* Begin ROWS *

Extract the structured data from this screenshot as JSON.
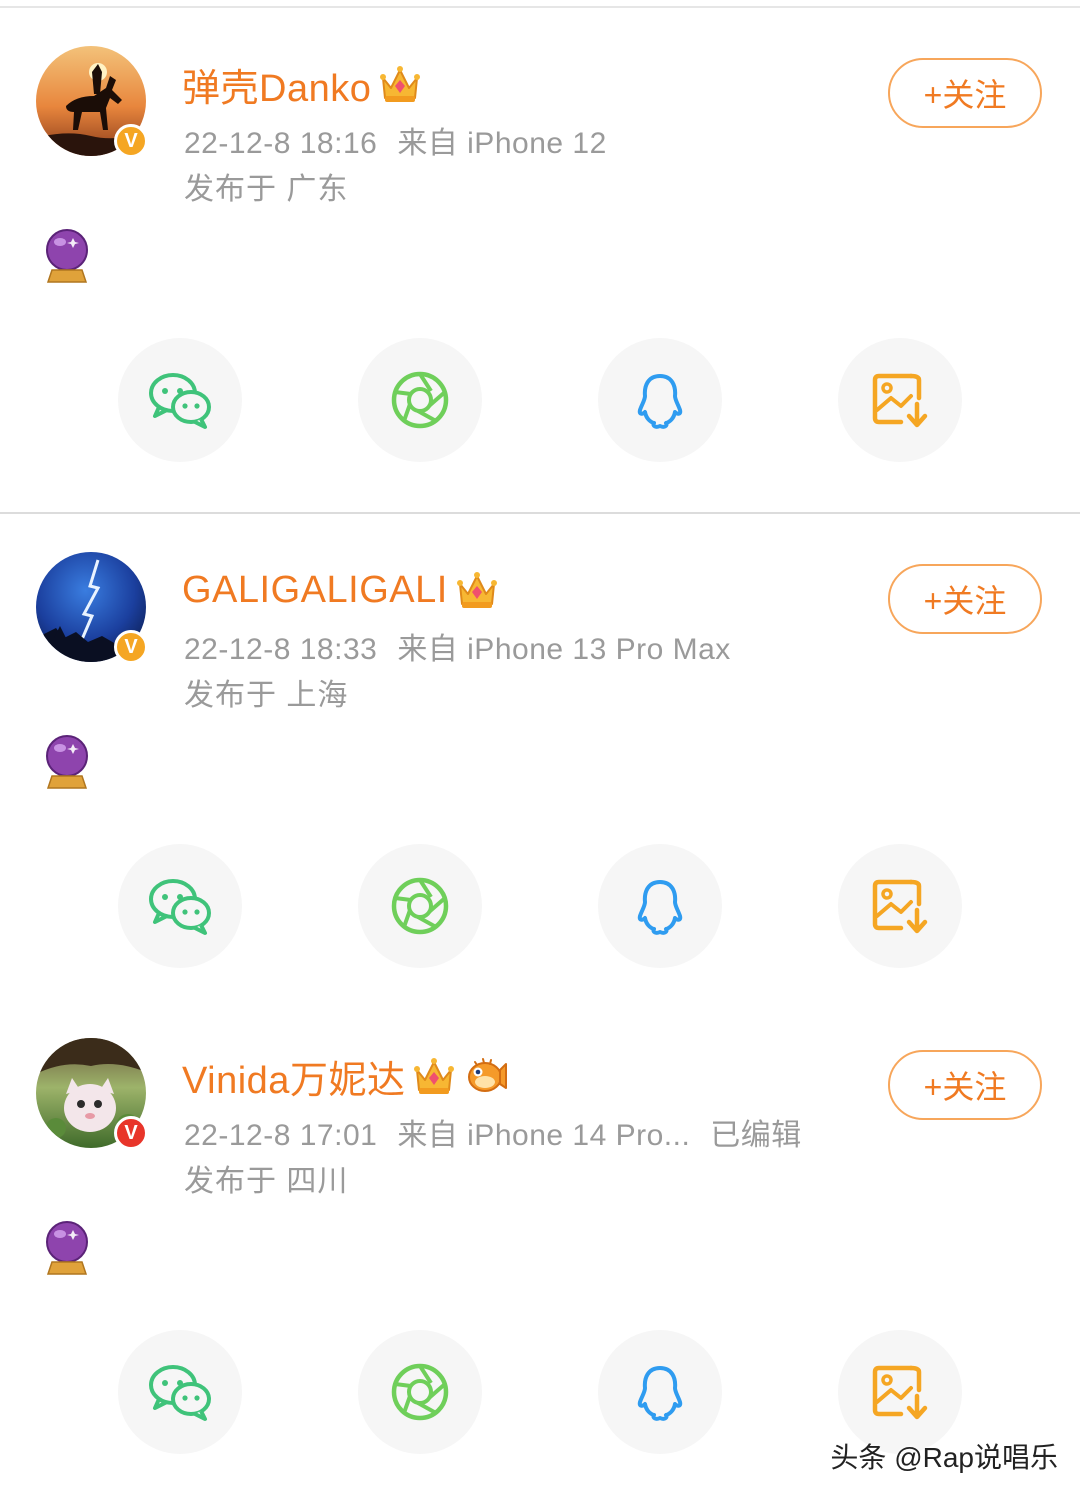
{
  "posts": [
    {
      "user_name": "弹壳Danko",
      "time": "22-12-8 18:16",
      "source": "来自 iPhone 12",
      "edited": "",
      "location": "发布于 广东",
      "verify_badge": "V",
      "verify_color": "#f5a623",
      "badges": [
        "crown-icon"
      ],
      "follow_label": "+关注",
      "content_emoji": "crystal-ball-icon",
      "share": [
        "wechat-icon",
        "moments-icon",
        "qq-icon",
        "save-image-icon"
      ]
    },
    {
      "user_name": "GALIGALIGALI",
      "time": "22-12-8 18:33",
      "source": "来自 iPhone 13 Pro Max",
      "edited": "",
      "location": "发布于 上海",
      "verify_badge": "V",
      "verify_color": "#f5a623",
      "badges": [
        "crown-icon"
      ],
      "follow_label": "+关注",
      "content_emoji": "crystal-ball-icon",
      "share": [
        "wechat-icon",
        "moments-icon",
        "qq-icon",
        "save-image-icon"
      ]
    },
    {
      "user_name": "Vinida万妮达",
      "time": "22-12-8 17:01",
      "source": "来自 iPhone 14 Pro...",
      "edited": "已编辑",
      "location": "发布于 四川",
      "verify_badge": "V",
      "verify_color": "#e8352a",
      "badges": [
        "crown-icon",
        "pufferfish-icon"
      ],
      "follow_label": "+关注",
      "content_emoji": "crystal-ball-icon",
      "share": [
        "wechat-icon",
        "moments-icon",
        "qq-icon",
        "save-image-icon"
      ]
    }
  ],
  "colors": {
    "name_orange": "#f07a22",
    "meta_gray": "#9a9a9a",
    "wechat_green": "#3fc37a",
    "moments_green": "#6fcf5a",
    "qq_blue": "#2f9cf0",
    "save_orange": "#f5a623"
  },
  "watermark": "头条 @Rap说唱乐"
}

* End ROWS *

### DO THIS
Repeat all the records above exactly, leaving out any pictures.

### REPLY
Extract the structured data from this screenshot as JSON.
{
  "posts": [
    {
      "user_name": "弹壳Danko",
      "time": "22-12-8 18:16",
      "source": "来自 iPhone 12",
      "edited": "",
      "location": "发布于 广东",
      "verify_badge": "V",
      "verify_color": "#f5a623",
      "badges": [
        "crown-icon"
      ],
      "follow_label": "+关注",
      "content_emoji": "crystal-ball-icon",
      "share": [
        "wechat-icon",
        "moments-icon",
        "qq-icon",
        "save-image-icon"
      ]
    },
    {
      "user_name": "GALIGALIGALI",
      "time": "22-12-8 18:33",
      "source": "来自 iPhone 13 Pro Max",
      "edited": "",
      "location": "发布于 上海",
      "verify_badge": "V",
      "verify_color": "#f5a623",
      "badges": [
        "crown-icon"
      ],
      "follow_label": "+关注",
      "content_emoji": "crystal-ball-icon",
      "share": [
        "wechat-icon",
        "moments-icon",
        "qq-icon",
        "save-image-icon"
      ]
    },
    {
      "user_name": "Vinida万妮达",
      "time": "22-12-8 17:01",
      "source": "来自 iPhone 14 Pro...",
      "edited": "已编辑",
      "location": "发布于 四川",
      "verify_badge": "V",
      "verify_color": "#e8352a",
      "badges": [
        "crown-icon",
        "pufferfish-icon"
      ],
      "follow_label": "+关注",
      "content_emoji": "crystal-ball-icon",
      "share": [
        "wechat-icon",
        "moments-icon",
        "qq-icon",
        "save-image-icon"
      ]
    }
  ],
  "colors": {
    "name_orange": "#f07a22",
    "meta_gray": "#9a9a9a",
    "wechat_green": "#3fc37a",
    "moments_green": "#6fcf5a",
    "qq_blue": "#2f9cf0",
    "save_orange": "#f5a623"
  },
  "watermark": "头条 @Rap说唱乐"
}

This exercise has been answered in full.